__Direction__:
Write out each line word for word. Drop pictures.

--- BEGIN Excerpted data ---

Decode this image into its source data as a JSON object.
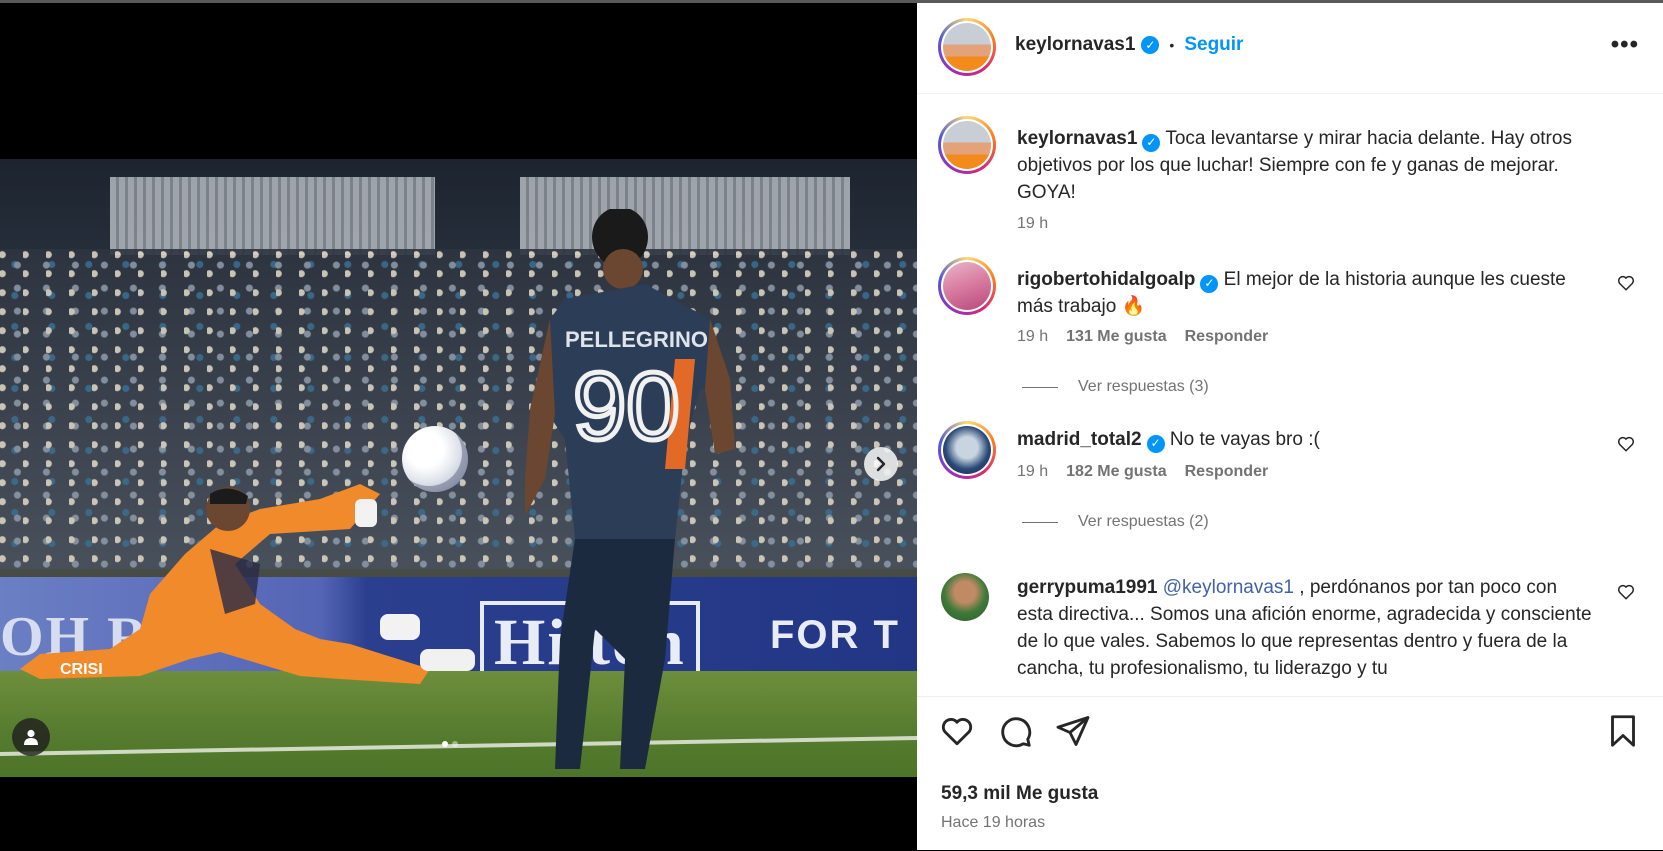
{
  "post": {
    "media": {
      "jersey_name": "PELLEGRINO",
      "jersey_number": "90",
      "ad_left": "OH  R",
      "ad_center": "Hilton",
      "ad_right": "FOR T",
      "keeper_jersey": "CRISI",
      "carousel_count": 2,
      "carousel_active": 0
    },
    "header": {
      "username": "keylornavas1",
      "separator": "•",
      "follow_label": "Seguir",
      "more_label": "•••"
    },
    "caption": {
      "username": "keylornavas1",
      "text": "Toca levantarse y mirar hacia delante. Hay otros objetivos por los que luchar! Siempre con fe y ganas de mejorar. GOYA!",
      "time": "19 h"
    },
    "comments": [
      {
        "username": "rigobertohidalgoalp",
        "verified": true,
        "text": "El mejor de la historia aunque les cueste más trabajo 🔥",
        "time": "19 h",
        "likes": "131 Me gusta",
        "reply_label": "Responder",
        "view_replies": "Ver respuestas (3)"
      },
      {
        "username": "madrid_total2",
        "verified": true,
        "text": "No te vayas bro :(",
        "time": "19 h",
        "likes": "182 Me gusta",
        "reply_label": "Responder",
        "view_replies": "Ver respuestas (2)"
      },
      {
        "username": "gerrypuma1991",
        "verified": false,
        "mention": "@keylornavas1",
        "text": ", perdónanos por tan poco con esta directiva... Somos una afición enorme, agradecida y consciente de lo que vales. Sabemos lo que representas dentro y fuera de la cancha, tu profesionalismo, tu liderazgo y tu"
      }
    ],
    "footer": {
      "likes": "59,3 mil Me gusta",
      "time_ago": "Hace 19 horas"
    },
    "colors": {
      "accent": "#0095f6",
      "mention": "#4262a8",
      "secondary_text": "#737373"
    }
  }
}
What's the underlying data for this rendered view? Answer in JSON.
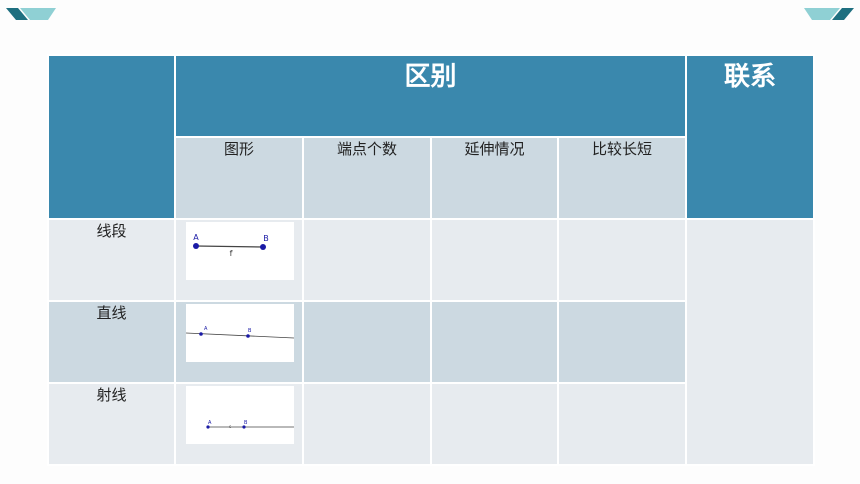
{
  "header": {
    "group_label": "区别",
    "relation_label": "联系"
  },
  "columns": [
    "图形",
    "端点个数",
    "延伸情况",
    "比较长短"
  ],
  "rows": [
    {
      "label": "线段",
      "figure": {
        "type": "segment",
        "points": [
          "A",
          "B"
        ],
        "segment_label": "f"
      }
    },
    {
      "label": "直线",
      "figure": {
        "type": "line",
        "points": [
          "A",
          "B"
        ]
      }
    },
    {
      "label": "射线",
      "figure": {
        "type": "ray",
        "points": [
          "A",
          "B"
        ],
        "extra_label": "c"
      }
    }
  ],
  "colors": {
    "header_dark": "#3a88ad",
    "header_light": "#ccd9e1",
    "row_light": "#e7ebef",
    "row_mid": "#ccd9e1",
    "point": "#1a1aa6"
  }
}
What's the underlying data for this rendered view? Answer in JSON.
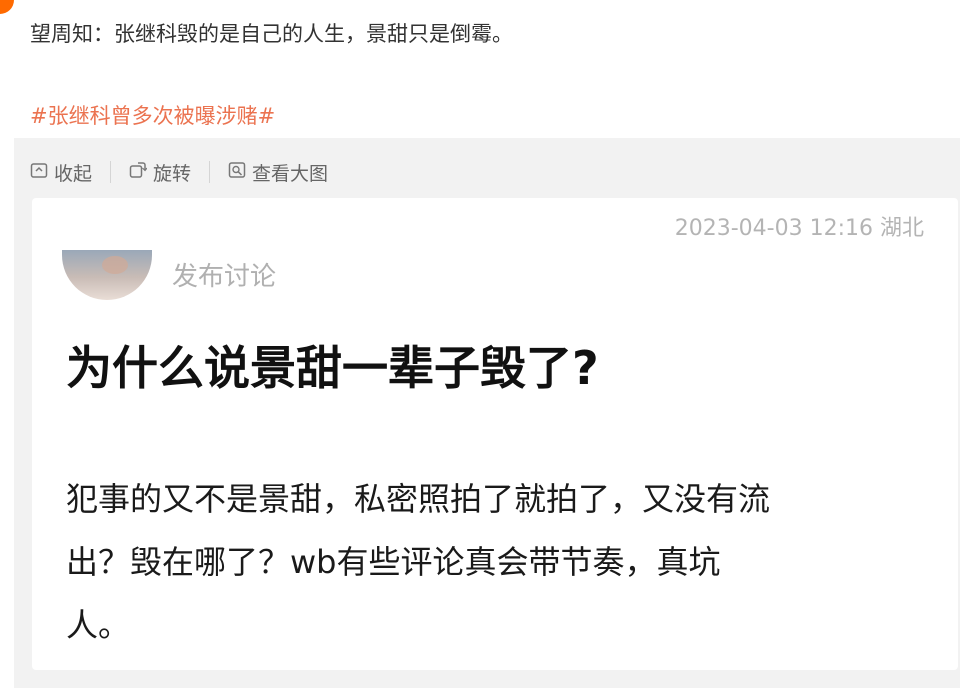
{
  "post": {
    "text": "望周知：张继科毁的是自己的人生，景甜只是倒霉。",
    "hashtag": "#张继科曾多次被曝涉赌#"
  },
  "toolbar": {
    "collapse_label": "收起",
    "rotate_label": "旋转",
    "view_large_label": "查看大图",
    "icons": [
      "collapse-icon",
      "rotate-icon",
      "view-large-icon"
    ]
  },
  "screenshot_card": {
    "timestamp": "2023-04-03 12:16 湖北",
    "author_label": "发布讨论",
    "title": "为什么说景甜一辈子毁了?",
    "body_lines": [
      "犯事的又不是景甜，私密照拍了就拍了，又没有流",
      "出？毁在哪了？wb有些评论真会带节奏，真坑",
      "人。"
    ]
  },
  "colors": {
    "hashtag": "#eb7350",
    "panel_bg": "#f2f2f2",
    "accent_dot": "#ff6a00"
  }
}
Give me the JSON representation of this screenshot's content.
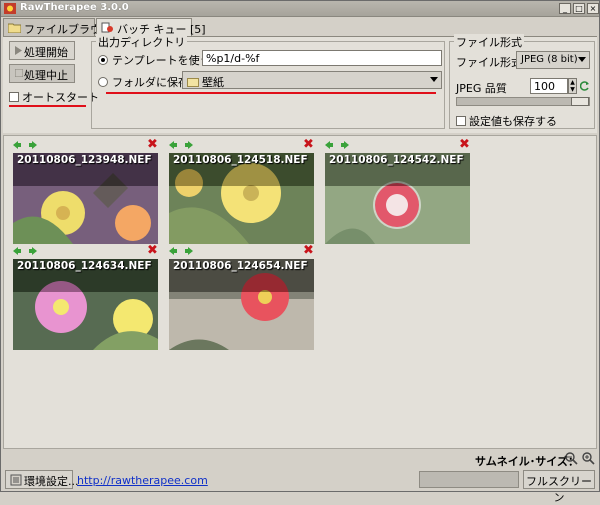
{
  "window": {
    "title": "RawTherapee 3.0.0",
    "min_label": "_",
    "max_label": "□",
    "close_label": "×"
  },
  "tabs": [
    {
      "label": "ファイルブラウザ"
    },
    {
      "label": "バッチ キュー",
      "count": "[5]"
    }
  ],
  "queue": {
    "start_label": "処理開始",
    "stop_label": "処理中止",
    "auto_start_label": "オートスタート"
  },
  "output_dir": {
    "title": "出力ディレクトリ",
    "template_label": "テンプレートを使う：",
    "template_value": "%p1/d-%f",
    "folder_label": "フォルダに保存：",
    "folder_value": "壁紙"
  },
  "file_format": {
    "title": "ファイル形式",
    "format_label": "ファイル形式：",
    "format_value": "JPEG (8 bit)",
    "quality_label": "JPEG 品質",
    "quality_value": "100",
    "quality_level": 1.0,
    "save_params_label": "設定値も保存する"
  },
  "thumbnails": [
    {
      "name": "20110806_123948.NEF",
      "colors": [
        "#4a2a50",
        "#e8d23a",
        "#3d6b1f",
        "#f08a30"
      ]
    },
    {
      "name": "20110806_124518.NEF",
      "colors": [
        "#3c5a22",
        "#f0d84a",
        "#5a7a2e",
        "#e8c23a"
      ]
    },
    {
      "name": "20110806_124542.NEF",
      "colors": [
        "#6f8a5a",
        "#d8203a",
        "#f4f0f0",
        "#4a6a3a"
      ]
    },
    {
      "name": "20110806_124634.NEF",
      "colors": [
        "#1f3a18",
        "#e070c0",
        "#f0e040",
        "#5a8030"
      ]
    },
    {
      "name": "20110806_124654.NEF",
      "colors": [
        "#5a5a4a",
        "#e01a28",
        "#a8a090",
        "#3a4a28"
      ]
    }
  ],
  "thumb_size_label": "サムネイル･サイズ：",
  "status": {
    "env_button_label": "環境設定...",
    "link_text": "http://rawtherapee.com",
    "fullscreen_label": "フルスクリーン"
  },
  "colors": {
    "accent_red": "#e0101a",
    "link_blue": "#1030c8",
    "delete_red": "#c8141b"
  }
}
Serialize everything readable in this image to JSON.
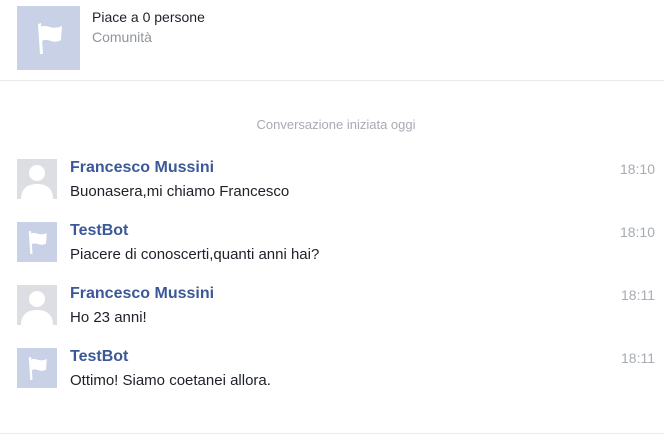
{
  "page": {
    "likes": "Piace a 0 persone",
    "category": "Comunità",
    "avatar_icon": "flag-icon"
  },
  "conversation": {
    "started_label": "Conversazione iniziata oggi",
    "messages": [
      {
        "sender": "Francesco Mussini",
        "text": "Buonasera,mi chiamo Francesco",
        "time": "18:10",
        "avatar": "user-silhouette-icon"
      },
      {
        "sender": "TestBot",
        "text": "Piacere di conoscerti,quanti anni hai?",
        "time": "18:10",
        "avatar": "flag-icon"
      },
      {
        "sender": "Francesco Mussini",
        "text": "Ho 23 anni!",
        "time": "18:11",
        "avatar": "user-silhouette-icon"
      },
      {
        "sender": "TestBot",
        "text": "Ottimo! Siamo coetanei allora.",
        "time": "18:11",
        "avatar": "flag-icon"
      }
    ]
  },
  "colors": {
    "sender_name": "#3b5998",
    "page_avatar_bg": "#c8d1e6",
    "user_avatar_bg": "#dcdee3"
  }
}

--- END Excerpted data ---

__Result__:
Decode this image into its source data as a JSON object.
{
  "post": {
    "media": {
      "jersey_name": "PELLEGRINO",
      "jersey_number": "90",
      "ad_left": "OH  R",
      "ad_center": "Hilton",
      "ad_right": "FOR T",
      "keeper_jersey": "CRISI",
      "carousel_count": 2,
      "carousel_active": 0
    },
    "header": {
      "username": "keylornavas1",
      "separator": "•",
      "follow_label": "Seguir",
      "more_label": "•••"
    },
    "caption": {
      "username": "keylornavas1",
      "text": "Toca levantarse y mirar hacia delante. Hay otros objetivos por los que luchar! Siempre con fe y ganas de mejorar. GOYA!",
      "time": "19 h"
    },
    "comments": [
      {
        "username": "rigobertohidalgoalp",
        "verified": true,
        "text": "El mejor de la historia aunque les cueste más trabajo 🔥",
        "time": "19 h",
        "likes": "131 Me gusta",
        "reply_label": "Responder",
        "view_replies": "Ver respuestas (3)"
      },
      {
        "username": "madrid_total2",
        "verified": true,
        "text": "No te vayas bro :(",
        "time": "19 h",
        "likes": "182 Me gusta",
        "reply_label": "Responder",
        "view_replies": "Ver respuestas (2)"
      },
      {
        "username": "gerrypuma1991",
        "verified": false,
        "mention": "@keylornavas1",
        "text": ", perdónanos por tan poco con esta directiva... Somos una afición enorme, agradecida y consciente de lo que vales. Sabemos lo que representas dentro y fuera de la cancha, tu profesionalismo, tu liderazgo y tu"
      }
    ],
    "footer": {
      "likes": "59,3 mil Me gusta",
      "time_ago": "Hace 19 horas"
    },
    "colors": {
      "accent": "#0095f6",
      "mention": "#4262a8",
      "secondary_text": "#737373"
    }
  }
}
What's the underlying data for this rendered view? Answer in JSON.
{
  "header": {
    "group_label": "区别",
    "relation_label": "联系"
  },
  "columns": [
    "图形",
    "端点个数",
    "延伸情况",
    "比较长短"
  ],
  "rows": [
    {
      "label": "线段",
      "figure": {
        "type": "segment",
        "points": [
          "A",
          "B"
        ],
        "segment_label": "f"
      }
    },
    {
      "label": "直线",
      "figure": {
        "type": "line",
        "points": [
          "A",
          "B"
        ]
      }
    },
    {
      "label": "射线",
      "figure": {
        "type": "ray",
        "points": [
          "A",
          "B"
        ],
        "extra_label": "c"
      }
    }
  ],
  "colors": {
    "header_dark": "#3a88ad",
    "header_light": "#ccd9e1",
    "row_light": "#e7ebef",
    "row_mid": "#ccd9e1",
    "point": "#1a1aa6"
  }
}
What's the underlying data for this rendered view? Answer in JSON.
{
  "post": {
    "text": "望周知：张继科毁的是自己的人生，景甜只是倒霉。",
    "hashtag": "#张继科曾多次被曝涉赌#"
  },
  "toolbar": {
    "collapse_label": "收起",
    "rotate_label": "旋转",
    "view_large_label": "查看大图",
    "icons": [
      "collapse-icon",
      "rotate-icon",
      "view-large-icon"
    ]
  },
  "screenshot_card": {
    "timestamp": "2023-04-03 12:16 湖北",
    "author_label": "发布讨论",
    "title": "为什么说景甜一辈子毁了?",
    "body_lines": [
      "犯事的又不是景甜，私密照拍了就拍了，又没有流",
      "出？毁在哪了？wb有些评论真会带节奏，真坑",
      "人。"
    ]
  },
  "colors": {
    "hashtag": "#eb7350",
    "panel_bg": "#f2f2f2",
    "accent_dot": "#ff6a00"
  }
}
Give me the JSON representation of this screenshot's content.
{
  "window": {
    "title": "RawTherapee 3.0.0",
    "min_label": "_",
    "max_label": "□",
    "close_label": "×"
  },
  "tabs": [
    {
      "label": "ファイルブラウザ"
    },
    {
      "label": "バッチ キュー",
      "count": "[5]"
    }
  ],
  "queue": {
    "start_label": "処理開始",
    "stop_label": "処理中止",
    "auto_start_label": "オートスタート"
  },
  "output_dir": {
    "title": "出力ディレクトリ",
    "template_label": "テンプレートを使う：",
    "template_value": "%p1/d-%f",
    "folder_label": "フォルダに保存：",
    "folder_value": "壁紙"
  },
  "file_format": {
    "title": "ファイル形式",
    "format_label": "ファイル形式：",
    "format_value": "JPEG (8 bit)",
    "quality_label": "JPEG 品質",
    "quality_value": "100",
    "quality_level": 1.0,
    "save_params_label": "設定値も保存する"
  },
  "thumbnails": [
    {
      "name": "20110806_123948.NEF",
      "colors": [
        "#4a2a50",
        "#e8d23a",
        "#3d6b1f",
        "#f08a30"
      ]
    },
    {
      "name": "20110806_124518.NEF",
      "colors": [
        "#3c5a22",
        "#f0d84a",
        "#5a7a2e",
        "#e8c23a"
      ]
    },
    {
      "name": "20110806_124542.NEF",
      "colors": [
        "#6f8a5a",
        "#d8203a",
        "#f4f0f0",
        "#4a6a3a"
      ]
    },
    {
      "name": "20110806_124634.NEF",
      "colors": [
        "#1f3a18",
        "#e070c0",
        "#f0e040",
        "#5a8030"
      ]
    },
    {
      "name": "20110806_124654.NEF",
      "colors": [
        "#5a5a4a",
        "#e01a28",
        "#a8a090",
        "#3a4a28"
      ]
    }
  ],
  "thumb_size_label": "サムネイル･サイズ：",
  "status": {
    "env_button_label": "環境設定...",
    "link_text": "http://rawtherapee.com",
    "fullscreen_label": "フルスクリーン"
  },
  "colors": {
    "accent_red": "#e0101a",
    "link_blue": "#1030c8",
    "delete_red": "#c8141b"
  }
}
Serialize everything readable in this image to JSON.
{
  "page": {
    "likes": "Piace a 0 persone",
    "category": "Comunità",
    "avatar_icon": "flag-icon"
  },
  "conversation": {
    "started_label": "Conversazione iniziata oggi",
    "messages": [
      {
        "sender": "Francesco Mussini",
        "text": "Buonasera,mi chiamo Francesco",
        "time": "18:10",
        "avatar": "user-silhouette-icon"
      },
      {
        "sender": "TestBot",
        "text": "Piacere di conoscerti,quanti anni hai?",
        "time": "18:10",
        "avatar": "flag-icon"
      },
      {
        "sender": "Francesco Mussini",
        "text": "Ho 23 anni!",
        "time": "18:11",
        "avatar": "user-silhouette-icon"
      },
      {
        "sender": "TestBot",
        "text": "Ottimo! Siamo coetanei allora.",
        "time": "18:11",
        "avatar": "flag-icon"
      }
    ]
  },
  "colors": {
    "sender_name": "#3b5998",
    "page_avatar_bg": "#c8d1e6",
    "user_avatar_bg": "#dcdee3"
  }
}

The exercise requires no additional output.